What to work on: Reproduce the listing below in full and without alteration, apart from its pictures.

Supplied entries:

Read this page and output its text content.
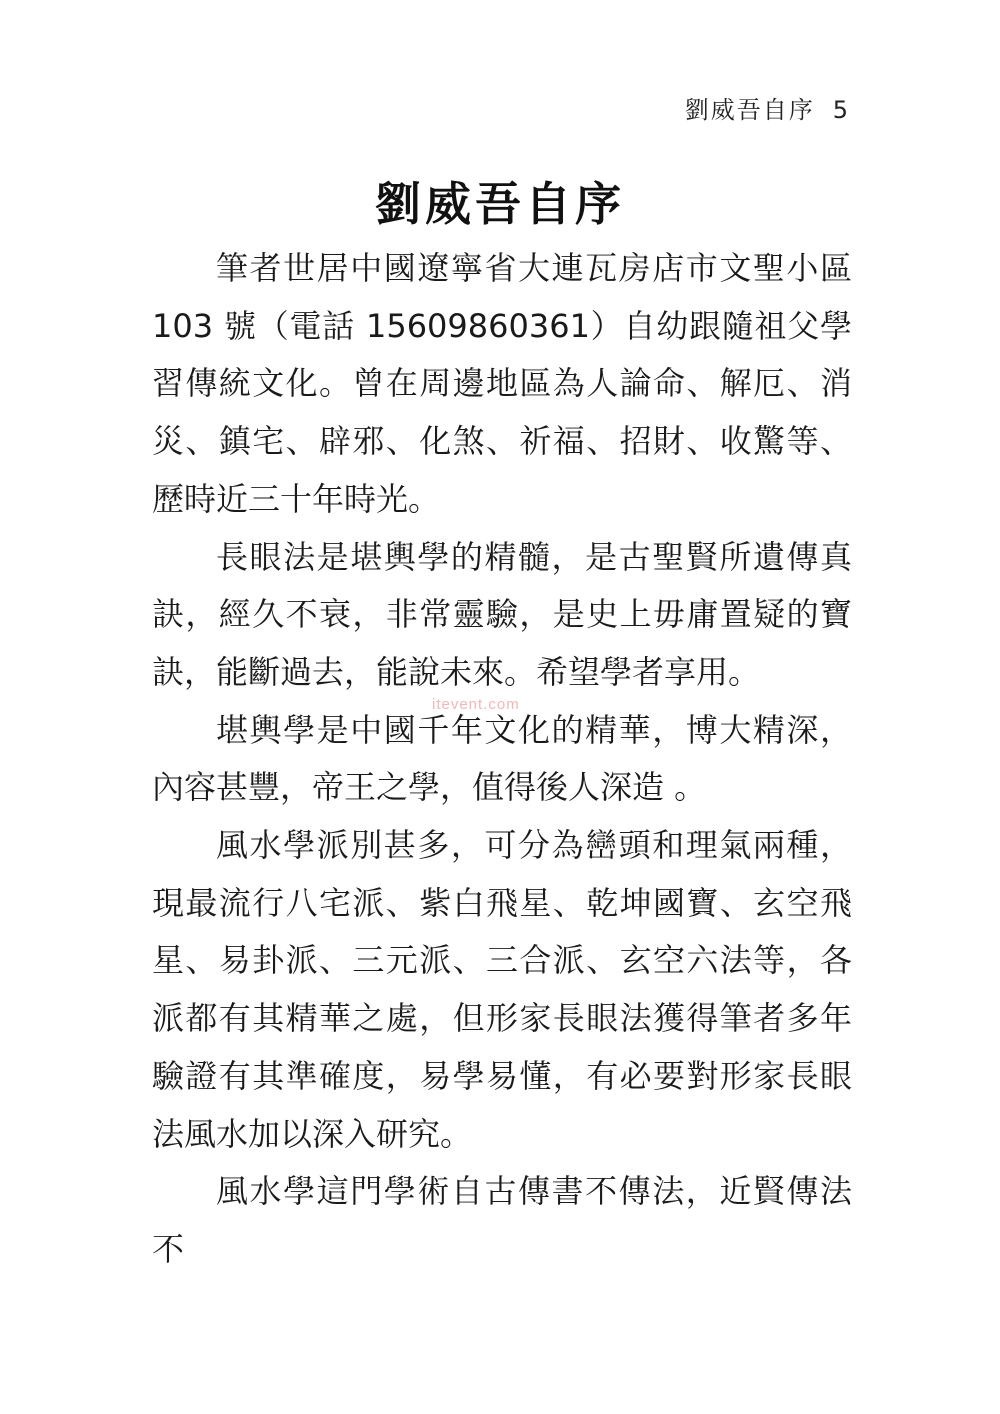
劉威吾自序 5
劉威吾自序

筆者世居中國遼寧省大連瓦房店市文聖小區 103 號（電話 15609860361）自幼跟隨祖父學習傳統文化。曾在周邊地區為人論命、解厄、消災、鎮宅、辟邪、化煞、祈福、招財、收驚等、歷時近三十年時光。

長眼法是堪輿學的精髓，是古聖賢所遺傳真訣，經久不衰，非常靈驗，是史上毋庸置疑的寶訣，能斷過去，能說未來。希望學者享用。

堪輿學是中國千年文化的精華，博大精深，內容甚豐，帝王之學，值得後人深造 。

風水學派別甚多，可分為巒頭和理氣兩種，現最流行八宅派、紫白飛星、乾坤國寶、玄空飛星、易卦派、三元派、三合派、玄空六法等，各派都有其精華之處，但形家長眼法獲得筆者多年驗證有其準確度，易學易懂，有必要對形家長眼法風水加以深入研究。

風水學這門學術自古傳書不傳法，近賢傳法不

itevent.com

Task result:
Read this page and output its text content.
劉威吾自序 5
劉威吾自序

筆者世居中國遼寧省大連瓦房店市文聖小區 103 號（電話 15609860361）自幼跟隨祖父學習傳統文化。曾在周邊地區為人論命、解厄、消災、鎮宅、辟邪、化煞、祈福、招財、收驚等、歷時近三十年時光。

長眼法是堪輿學的精髓，是古聖賢所遺傳真訣，經久不衰，非常靈驗，是史上毋庸置疑的寶訣，能斷過去，能說未來。希望學者享用。

堪輿學是中國千年文化的精華，博大精深，內容甚豐，帝王之學，值得後人深造 。

風水學派別甚多，可分為巒頭和理氣兩種，現最流行八宅派、紫白飛星、乾坤國寶、玄空飛星、易卦派、三元派、三合派、玄空六法等，各派都有其精華之處，但形家長眼法獲得筆者多年驗證有其準確度，易學易懂，有必要對形家長眼法風水加以深入研究。

風水學這門學術自古傳書不傳法，近賢傳法不

itevent.com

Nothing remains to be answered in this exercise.